* **What is asked**
Drop all pictures and repeat exactly the lines from the line holding "Serialize everything readable" through the end of the records.

* **Stored data**
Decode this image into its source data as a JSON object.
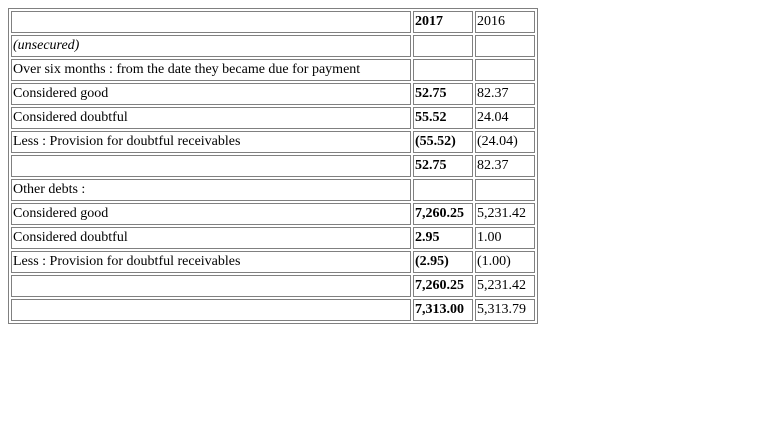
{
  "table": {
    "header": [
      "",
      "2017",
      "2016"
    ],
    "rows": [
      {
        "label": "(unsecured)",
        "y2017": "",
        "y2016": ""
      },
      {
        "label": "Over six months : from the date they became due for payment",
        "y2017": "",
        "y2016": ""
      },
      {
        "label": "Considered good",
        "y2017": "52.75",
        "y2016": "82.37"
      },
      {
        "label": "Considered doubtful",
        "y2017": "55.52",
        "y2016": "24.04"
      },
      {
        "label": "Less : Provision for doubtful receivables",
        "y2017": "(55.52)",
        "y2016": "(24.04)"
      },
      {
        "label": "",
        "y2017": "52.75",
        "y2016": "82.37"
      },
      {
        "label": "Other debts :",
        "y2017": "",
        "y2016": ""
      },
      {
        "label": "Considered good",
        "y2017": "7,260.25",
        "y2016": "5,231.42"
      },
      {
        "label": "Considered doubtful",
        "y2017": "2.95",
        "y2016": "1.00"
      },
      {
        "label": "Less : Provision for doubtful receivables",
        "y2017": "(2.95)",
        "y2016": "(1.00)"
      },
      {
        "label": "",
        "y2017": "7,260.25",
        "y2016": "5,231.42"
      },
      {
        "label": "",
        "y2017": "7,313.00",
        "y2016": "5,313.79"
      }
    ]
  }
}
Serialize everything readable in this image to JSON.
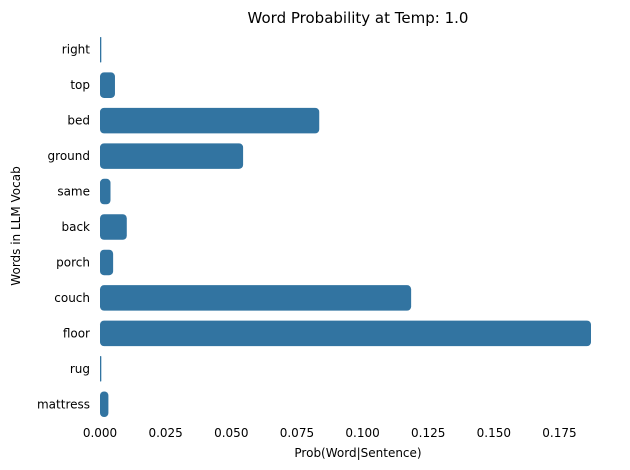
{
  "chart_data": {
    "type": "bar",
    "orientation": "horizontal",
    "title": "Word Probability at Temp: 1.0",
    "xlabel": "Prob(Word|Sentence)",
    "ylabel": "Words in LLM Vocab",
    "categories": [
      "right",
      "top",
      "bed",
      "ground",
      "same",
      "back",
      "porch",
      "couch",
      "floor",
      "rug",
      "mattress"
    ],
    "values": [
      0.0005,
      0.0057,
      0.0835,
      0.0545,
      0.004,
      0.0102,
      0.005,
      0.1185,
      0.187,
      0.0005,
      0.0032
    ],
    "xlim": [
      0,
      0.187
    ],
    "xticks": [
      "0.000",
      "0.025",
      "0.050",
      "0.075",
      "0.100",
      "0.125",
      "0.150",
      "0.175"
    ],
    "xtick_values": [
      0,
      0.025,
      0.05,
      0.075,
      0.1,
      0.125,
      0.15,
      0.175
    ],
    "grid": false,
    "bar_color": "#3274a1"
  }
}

* **Full output**
Serialize everything readable in this image to JSON.
{
  "chart_data": {
    "type": "bar",
    "orientation": "horizontal",
    "title": "Word Probability at Temp: 1.0",
    "xlabel": "Prob(Word|Sentence)",
    "ylabel": "Words in LLM Vocab",
    "categories": [
      "right",
      "top",
      "bed",
      "ground",
      "same",
      "back",
      "porch",
      "couch",
      "floor",
      "rug",
      "mattress"
    ],
    "values": [
      0.0005,
      0.0057,
      0.0835,
      0.0545,
      0.004,
      0.0102,
      0.005,
      0.1185,
      0.187,
      0.0005,
      0.0032
    ],
    "xlim": [
      0,
      0.187
    ],
    "xticks": [
      "0.000",
      "0.025",
      "0.050",
      "0.075",
      "0.100",
      "0.125",
      "0.150",
      "0.175"
    ],
    "xtick_values": [
      0,
      0.025,
      0.05,
      0.075,
      0.1,
      0.125,
      0.15,
      0.175
    ],
    "grid": false,
    "bar_color": "#3274a1"
  }
}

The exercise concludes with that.